Records from a data collection:
* * * * * * *

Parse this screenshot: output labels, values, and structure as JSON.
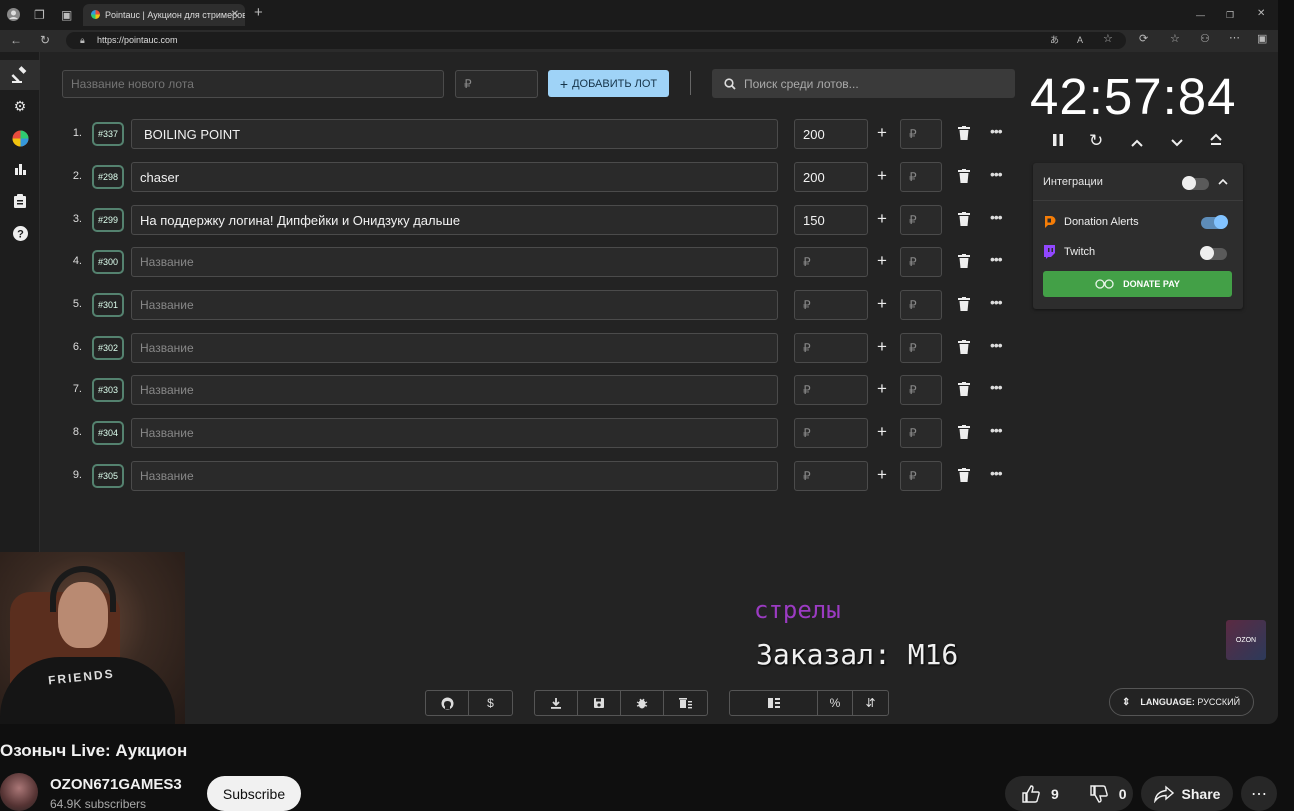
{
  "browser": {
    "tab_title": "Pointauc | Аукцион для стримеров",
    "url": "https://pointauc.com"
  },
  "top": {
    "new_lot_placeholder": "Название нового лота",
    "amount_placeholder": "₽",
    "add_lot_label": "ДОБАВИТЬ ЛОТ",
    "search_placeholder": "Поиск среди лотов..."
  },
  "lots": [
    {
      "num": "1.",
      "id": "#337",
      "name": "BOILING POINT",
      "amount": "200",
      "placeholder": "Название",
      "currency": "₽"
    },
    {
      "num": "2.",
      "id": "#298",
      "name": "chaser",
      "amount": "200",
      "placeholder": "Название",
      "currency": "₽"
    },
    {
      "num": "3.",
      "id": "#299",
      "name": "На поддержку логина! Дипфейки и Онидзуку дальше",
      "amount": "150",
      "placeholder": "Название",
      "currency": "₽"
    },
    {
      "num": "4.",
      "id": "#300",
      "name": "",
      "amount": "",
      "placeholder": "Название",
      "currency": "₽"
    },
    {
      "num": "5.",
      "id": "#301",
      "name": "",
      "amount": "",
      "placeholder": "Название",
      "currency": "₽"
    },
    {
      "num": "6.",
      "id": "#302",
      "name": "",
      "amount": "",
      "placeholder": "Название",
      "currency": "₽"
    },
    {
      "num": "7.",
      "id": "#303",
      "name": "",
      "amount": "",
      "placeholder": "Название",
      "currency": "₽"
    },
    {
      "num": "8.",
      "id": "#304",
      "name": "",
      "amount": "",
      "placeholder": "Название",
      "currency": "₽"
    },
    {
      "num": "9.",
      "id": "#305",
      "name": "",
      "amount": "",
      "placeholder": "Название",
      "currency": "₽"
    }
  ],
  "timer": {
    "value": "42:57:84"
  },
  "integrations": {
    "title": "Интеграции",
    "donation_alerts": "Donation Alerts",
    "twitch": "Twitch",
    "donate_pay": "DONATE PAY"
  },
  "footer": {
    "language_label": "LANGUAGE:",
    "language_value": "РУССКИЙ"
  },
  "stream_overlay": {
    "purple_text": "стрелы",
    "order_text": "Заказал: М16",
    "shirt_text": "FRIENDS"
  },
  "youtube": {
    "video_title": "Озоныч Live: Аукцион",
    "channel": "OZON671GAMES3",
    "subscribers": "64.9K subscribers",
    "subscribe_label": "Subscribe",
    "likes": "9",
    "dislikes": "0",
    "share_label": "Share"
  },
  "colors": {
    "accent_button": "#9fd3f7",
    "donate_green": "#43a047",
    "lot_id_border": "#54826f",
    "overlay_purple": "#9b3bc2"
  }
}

* * * * * * *

Written problem → Copy the listing exactly. Any image in it stays out of the copy.

Reply →
Parse this screenshot: output labels, values, and structure as JSON.
{
  "browser": {
    "tab_title": "Pointauc | Аукцион для стримеров",
    "url": "https://pointauc.com"
  },
  "top": {
    "new_lot_placeholder": "Название нового лота",
    "amount_placeholder": "₽",
    "add_lot_label": "ДОБАВИТЬ ЛОТ",
    "search_placeholder": "Поиск среди лотов..."
  },
  "lots": [
    {
      "num": "1.",
      "id": "#337",
      "name": "BOILING POINT",
      "amount": "200",
      "placeholder": "Название",
      "currency": "₽"
    },
    {
      "num": "2.",
      "id": "#298",
      "name": "chaser",
      "amount": "200",
      "placeholder": "Название",
      "currency": "₽"
    },
    {
      "num": "3.",
      "id": "#299",
      "name": "На поддержку логина! Дипфейки и Онидзуку дальше",
      "amount": "150",
      "placeholder": "Название",
      "currency": "₽"
    },
    {
      "num": "4.",
      "id": "#300",
      "name": "",
      "amount": "",
      "placeholder": "Название",
      "currency": "₽"
    },
    {
      "num": "5.",
      "id": "#301",
      "name": "",
      "amount": "",
      "placeholder": "Название",
      "currency": "₽"
    },
    {
      "num": "6.",
      "id": "#302",
      "name": "",
      "amount": "",
      "placeholder": "Название",
      "currency": "₽"
    },
    {
      "num": "7.",
      "id": "#303",
      "name": "",
      "amount": "",
      "placeholder": "Название",
      "currency": "₽"
    },
    {
      "num": "8.",
      "id": "#304",
      "name": "",
      "amount": "",
      "placeholder": "Название",
      "currency": "₽"
    },
    {
      "num": "9.",
      "id": "#305",
      "name": "",
      "amount": "",
      "placeholder": "Название",
      "currency": "₽"
    }
  ],
  "timer": {
    "value": "42:57:84"
  },
  "integrations": {
    "title": "Интеграции",
    "donation_alerts": "Donation Alerts",
    "twitch": "Twitch",
    "donate_pay": "DONATE PAY"
  },
  "footer": {
    "language_label": "LANGUAGE:",
    "language_value": "РУССКИЙ"
  },
  "stream_overlay": {
    "purple_text": "стрелы",
    "order_text": "Заказал: М16",
    "shirt_text": "FRIENDS"
  },
  "youtube": {
    "video_title": "Озоныч Live: Аукцион",
    "channel": "OZON671GAMES3",
    "subscribers": "64.9K subscribers",
    "subscribe_label": "Subscribe",
    "likes": "9",
    "dislikes": "0",
    "share_label": "Share"
  },
  "colors": {
    "accent_button": "#9fd3f7",
    "donate_green": "#43a047",
    "lot_id_border": "#54826f",
    "overlay_purple": "#9b3bc2"
  }
}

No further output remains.